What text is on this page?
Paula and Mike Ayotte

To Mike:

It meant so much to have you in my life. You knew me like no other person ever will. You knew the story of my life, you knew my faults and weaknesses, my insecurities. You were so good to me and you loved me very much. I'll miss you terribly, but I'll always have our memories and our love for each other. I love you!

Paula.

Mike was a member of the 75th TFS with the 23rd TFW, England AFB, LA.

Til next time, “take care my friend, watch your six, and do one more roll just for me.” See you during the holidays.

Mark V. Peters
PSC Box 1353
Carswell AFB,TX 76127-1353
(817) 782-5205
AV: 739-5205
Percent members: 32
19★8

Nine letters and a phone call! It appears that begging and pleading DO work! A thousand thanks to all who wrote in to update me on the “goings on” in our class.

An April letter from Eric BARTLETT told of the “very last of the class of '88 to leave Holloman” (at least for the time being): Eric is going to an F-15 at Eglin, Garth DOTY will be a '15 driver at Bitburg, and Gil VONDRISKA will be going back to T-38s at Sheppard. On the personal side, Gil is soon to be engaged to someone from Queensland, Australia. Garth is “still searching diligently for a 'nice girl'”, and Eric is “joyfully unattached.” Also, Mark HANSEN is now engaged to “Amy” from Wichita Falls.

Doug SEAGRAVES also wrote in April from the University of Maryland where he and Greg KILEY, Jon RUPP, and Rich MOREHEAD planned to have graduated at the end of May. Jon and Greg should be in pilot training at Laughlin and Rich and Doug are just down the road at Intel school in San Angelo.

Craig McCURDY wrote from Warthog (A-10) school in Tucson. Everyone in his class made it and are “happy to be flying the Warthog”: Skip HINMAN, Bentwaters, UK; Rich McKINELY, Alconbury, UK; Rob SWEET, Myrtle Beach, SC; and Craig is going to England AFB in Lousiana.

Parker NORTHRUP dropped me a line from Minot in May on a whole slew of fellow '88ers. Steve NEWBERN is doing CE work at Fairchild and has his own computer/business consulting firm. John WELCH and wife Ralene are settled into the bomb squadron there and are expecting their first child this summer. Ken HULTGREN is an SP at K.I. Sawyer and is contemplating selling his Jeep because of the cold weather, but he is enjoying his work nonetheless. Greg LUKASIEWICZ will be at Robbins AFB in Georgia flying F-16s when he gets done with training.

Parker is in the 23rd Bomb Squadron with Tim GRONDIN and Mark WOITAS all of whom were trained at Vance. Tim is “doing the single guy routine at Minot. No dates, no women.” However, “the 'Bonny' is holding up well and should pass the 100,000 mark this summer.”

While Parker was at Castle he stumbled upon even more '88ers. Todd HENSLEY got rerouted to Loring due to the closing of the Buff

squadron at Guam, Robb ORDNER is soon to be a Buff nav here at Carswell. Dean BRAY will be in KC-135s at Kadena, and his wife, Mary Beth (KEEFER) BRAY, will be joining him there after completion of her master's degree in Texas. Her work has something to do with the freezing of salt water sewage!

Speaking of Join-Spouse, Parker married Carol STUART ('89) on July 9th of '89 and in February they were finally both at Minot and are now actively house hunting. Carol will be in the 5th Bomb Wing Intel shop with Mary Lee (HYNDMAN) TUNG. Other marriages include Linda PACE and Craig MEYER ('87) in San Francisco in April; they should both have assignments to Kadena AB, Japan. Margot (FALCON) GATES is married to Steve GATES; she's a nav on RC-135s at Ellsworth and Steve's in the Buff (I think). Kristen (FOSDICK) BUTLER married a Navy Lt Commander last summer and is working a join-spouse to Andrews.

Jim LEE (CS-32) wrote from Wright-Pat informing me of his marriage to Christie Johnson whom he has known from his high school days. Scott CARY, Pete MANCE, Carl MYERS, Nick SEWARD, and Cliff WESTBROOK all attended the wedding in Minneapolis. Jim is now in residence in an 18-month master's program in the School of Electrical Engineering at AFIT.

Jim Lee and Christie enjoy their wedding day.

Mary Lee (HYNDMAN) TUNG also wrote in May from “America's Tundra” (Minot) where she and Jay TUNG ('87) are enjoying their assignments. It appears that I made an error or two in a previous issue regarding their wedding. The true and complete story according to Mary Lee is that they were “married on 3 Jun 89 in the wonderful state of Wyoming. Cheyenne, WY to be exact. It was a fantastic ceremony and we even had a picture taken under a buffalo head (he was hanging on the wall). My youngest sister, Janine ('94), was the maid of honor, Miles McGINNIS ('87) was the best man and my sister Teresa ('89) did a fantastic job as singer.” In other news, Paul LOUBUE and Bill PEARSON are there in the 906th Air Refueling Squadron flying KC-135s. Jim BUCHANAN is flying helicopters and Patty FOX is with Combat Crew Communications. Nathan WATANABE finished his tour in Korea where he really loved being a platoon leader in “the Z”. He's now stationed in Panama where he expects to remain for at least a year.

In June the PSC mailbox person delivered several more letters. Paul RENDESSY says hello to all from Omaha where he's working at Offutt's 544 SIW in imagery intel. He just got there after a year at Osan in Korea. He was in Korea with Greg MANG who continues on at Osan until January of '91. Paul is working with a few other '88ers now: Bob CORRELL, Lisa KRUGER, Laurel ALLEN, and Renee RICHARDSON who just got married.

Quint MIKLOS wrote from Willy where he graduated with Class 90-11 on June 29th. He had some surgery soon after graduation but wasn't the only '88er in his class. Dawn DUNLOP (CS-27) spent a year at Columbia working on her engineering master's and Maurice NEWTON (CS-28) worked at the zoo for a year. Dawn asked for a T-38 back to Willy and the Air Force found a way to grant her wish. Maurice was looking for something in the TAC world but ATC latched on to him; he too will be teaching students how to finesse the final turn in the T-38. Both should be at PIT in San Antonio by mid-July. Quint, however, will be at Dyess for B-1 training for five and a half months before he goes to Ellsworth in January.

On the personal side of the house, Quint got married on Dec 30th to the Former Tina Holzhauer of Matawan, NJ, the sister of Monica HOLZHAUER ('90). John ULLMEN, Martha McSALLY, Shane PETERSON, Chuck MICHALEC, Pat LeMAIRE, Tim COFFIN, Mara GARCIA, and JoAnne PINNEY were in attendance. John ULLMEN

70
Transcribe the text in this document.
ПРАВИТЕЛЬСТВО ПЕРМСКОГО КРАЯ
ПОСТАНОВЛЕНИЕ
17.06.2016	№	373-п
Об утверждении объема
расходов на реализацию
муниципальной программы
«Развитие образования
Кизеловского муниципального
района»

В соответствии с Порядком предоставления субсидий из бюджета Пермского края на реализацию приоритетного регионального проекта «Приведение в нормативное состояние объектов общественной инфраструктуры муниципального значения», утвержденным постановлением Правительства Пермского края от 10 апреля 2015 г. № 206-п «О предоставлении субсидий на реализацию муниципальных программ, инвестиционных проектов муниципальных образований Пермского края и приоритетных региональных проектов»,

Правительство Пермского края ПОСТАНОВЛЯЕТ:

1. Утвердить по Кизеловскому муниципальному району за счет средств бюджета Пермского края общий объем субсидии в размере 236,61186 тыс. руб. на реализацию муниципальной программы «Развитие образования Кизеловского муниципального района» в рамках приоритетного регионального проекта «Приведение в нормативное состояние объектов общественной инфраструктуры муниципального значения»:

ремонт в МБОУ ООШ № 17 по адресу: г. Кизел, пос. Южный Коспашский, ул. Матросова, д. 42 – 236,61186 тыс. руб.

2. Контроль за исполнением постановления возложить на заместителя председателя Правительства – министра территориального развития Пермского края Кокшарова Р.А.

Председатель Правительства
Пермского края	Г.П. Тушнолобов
____
# To be done
Retype the records in full. Keep every line identical to the original.

# Response to this exercise
What text is on this page?
Paula and Mike Ayotte

To Mike:

It meant so much to have you in my life. You knew me like no other person ever will. You knew the story of my life, you knew my faults and weaknesses, my insecurities. You were so good to me and you loved me very much. I'll miss you terribly, but I'll always have our memories and our love for each other. I love you!

Paula.

Mike was a member of the 75th TFS with the 23rd TFW, England AFB, LA.

Til next time, “take care my friend, watch your six, and do one more roll just for me.” See you during the holidays.

Mark V. Peters
PSC Box 1353
Carswell AFB,TX 76127-1353
(817) 782-5205
AV: 739-5205
Percent members: 32
19★8

Nine letters and a phone call! It appears that begging and pleading DO work! A thousand thanks to all who wrote in to update me on the “goings on” in our class.

An April letter from Eric BARTLETT told of the “very last of the class of '88 to leave Holloman” (at least for the time being): Eric is going to an F-15 at Eglin, Garth DOTY will be a '15 driver at Bitburg, and Gil VONDRISKA will be going back to T-38s at Sheppard. On the personal side, Gil is soon to be engaged to someone from Queensland, Australia. Garth is “still searching diligently for a 'nice girl'”, and Eric is “joyfully unattached.” Also, Mark HANSEN is now engaged to “Amy” from Wichita Falls.

Doug SEAGRAVES also wrote in April from the University of Maryland where he and Greg KILEY, Jon RUPP, and Rich MOREHEAD planned to have graduated at the end of May. Jon and Greg should be in pilot training at Laughlin and Rich and Doug are just down the road at Intel school in San Angelo.

Craig McCURDY wrote from Warthog (A-10) school in Tucson. Everyone in his class made it and are “happy to be flying the Warthog”: Skip HINMAN, Bentwaters, UK; Rich McKINELY, Alconbury, UK; Rob SWEET, Myrtle Beach, SC; and Craig is going to England AFB in Lousiana.

Parker NORTHRUP dropped me a line from Minot in May on a whole slew of fellow '88ers. Steve NEWBERN is doing CE work at Fairchild and has his own computer/business consulting firm. John WELCH and wife Ralene are settled into the bomb squadron there and are expecting their first child this summer. Ken HULTGREN is an SP at K.I. Sawyer and is contemplating selling his Jeep because of the cold weather, but he is enjoying his work nonetheless. Greg LUKASIEWICZ will be at Robbins AFB in Georgia flying F-16s when he gets done with training.

Parker is in the 23rd Bomb Squadron with Tim GRONDIN and Mark WOITAS all of whom were trained at Vance. Tim is “doing the single guy routine at Minot. No dates, no women.” However, “the 'Bonny' is holding up well and should pass the 100,000 mark this summer.”

While Parker was at Castle he stumbled upon even more '88ers. Todd HENSLEY got rerouted to Loring due to the closing of the Buff

squadron at Guam, Robb ORDNER is soon to be a Buff nav here at Carswell. Dean BRAY will be in KC-135s at Kadena, and his wife, Mary Beth (KEEFER) BRAY, will be joining him there after completion of her master's degree in Texas. Her work has something to do with the freezing of salt water sewage!

Speaking of Join-Spouse, Parker married Carol STUART ('89) on July 9th of '89 and in February they were finally both at Minot and are now actively house hunting. Carol will be in the 5th Bomb Wing Intel shop with Mary Lee (HYNDMAN) TUNG. Other marriages include Linda PACE and Craig MEYER ('87) in San Francisco in April; they should both have assignments to Kadena AB, Japan. Margot (FALCON) GATES is married to Steve GATES; she's a nav on RC-135s at Ellsworth and Steve's in the Buff (I think). Kristen (FOSDICK) BUTLER married a Navy Lt Commander last summer and is working a join-spouse to Andrews.

Jim LEE (CS-32) wrote from Wright-Pat informing me of his marriage to Christie Johnson whom he has known from his high school days. Scott CARY, Pete MANCE, Carl MYERS, Nick SEWARD, and Cliff WESTBROOK all attended the wedding in Minneapolis. Jim is now in residence in an 18-month master's program in the School of Electrical Engineering at AFIT.

Jim Lee and Christie enjoy their wedding day.

Mary Lee (HYNDMAN) TUNG also wrote in May from “America's Tundra” (Minot) where she and Jay TUNG ('87) are enjoying their assignments. It appears that I made an error or two in a previous issue regarding their wedding. The true and complete story according to Mary Lee is that they were “married on 3 Jun 89 in the wonderful state of Wyoming. Cheyenne, WY to be exact. It was a fantastic ceremony and we even had a picture taken under a buffalo head (he was hanging on the wall). My youngest sister, Janine ('94), was the maid of honor, Miles McGINNIS ('87) was the best man and my sister Teresa ('89) did a fantastic job as singer.” In other news, Paul LOUBUE and Bill PEARSON are there in the 906th Air Refueling Squadron flying KC-135s. Jim BUCHANAN is flying helicopters and Patty FOX is with Combat Crew Communications. Nathan WATANABE finished his tour in Korea where he really loved being a platoon leader in “the Z”. He's now stationed in Panama where he expects to remain for at least a year.

In June the PSC mailbox person delivered several more letters. Paul RENDESSY says hello to all from Omaha where he's working at Offutt's 544 SIW in imagery intel. He just got there after a year at Osan in Korea. He was in Korea with Greg MANG who continues on at Osan until January of '91. Paul is working with a few other '88ers now: Bob CORRELL, Lisa KRUGER, Laurel ALLEN, and Renee RICHARDSON who just got married.

Quint MIKLOS wrote from Willy where he graduated with Class 90-11 on June 29th. He had some surgery soon after graduation but wasn't the only '88er in his class. Dawn DUNLOP (CS-27) spent a year at Columbia working on her engineering master's and Maurice NEWTON (CS-28) worked at the zoo for a year. Dawn asked for a T-38 back to Willy and the Air Force found a way to grant her wish. Maurice was looking for something in the TAC world but ATC latched on to him; he too will be teaching students how to finesse the final turn in the T-38. Both should be at PIT in San Antonio by mid-July. Quint, however, will be at Dyess for B-1 training for five and a half months before he goes to Ellsworth in January.

On the personal side of the house, Quint got married on Dec 30th to the Former Tina Holzhauer of Matawan, NJ, the sister of Monica HOLZHAUER ('90). John ULLMEN, Martha McSALLY, Shane PETERSON, Chuck MICHALEC, Pat LeMAIRE, Tim COFFIN, Mara GARCIA, and JoAnne PINNEY were in attendance. John ULLMEN

70
Transcribe the text in this document.
ПРАВИТЕЛЬСТВО ПЕРМСКОГО КРАЯ
ПОСТАНОВЛЕНИЕ
17.06.2016	№	373-п
Об утверждении объема
расходов на реализацию
муниципальной программы
«Развитие образования
Кизеловского муниципального
района»

В соответствии с Порядком предоставления субсидий из бюджета Пермского края на реализацию приоритетного регионального проекта «Приведение в нормативное состояние объектов общественной инфраструктуры муниципального значения», утвержденным постановлением Правительства Пермского края от 10 апреля 2015 г. № 206-п «О предоставлении субсидий на реализацию муниципальных программ, инвестиционных проектов муниципальных образований Пермского края и приоритетных региональных проектов»,

Правительство Пермского края ПОСТАНОВЛЯЕТ:

1. Утвердить по Кизеловскому муниципальному району за счет средств бюджета Пермского края общий объем субсидии в размере 236,61186 тыс. руб. на реализацию муниципальной программы «Развитие образования Кизеловского муниципального района» в рамках приоритетного регионального проекта «Приведение в нормативное состояние объектов общественной инфраструктуры муниципального значения»:

ремонт в МБОУ ООШ № 17 по адресу: г. Кизел, пос. Южный Коспашский, ул. Матросова, д. 42 – 236,61186 тыс. руб.

2. Контроль за исполнением постановления возложить на заместителя председателя Правительства – министра территориального развития Пермского края Кокшарова Р.А.

Председатель Правительства
Пермского края	Г.П. Тушнолобов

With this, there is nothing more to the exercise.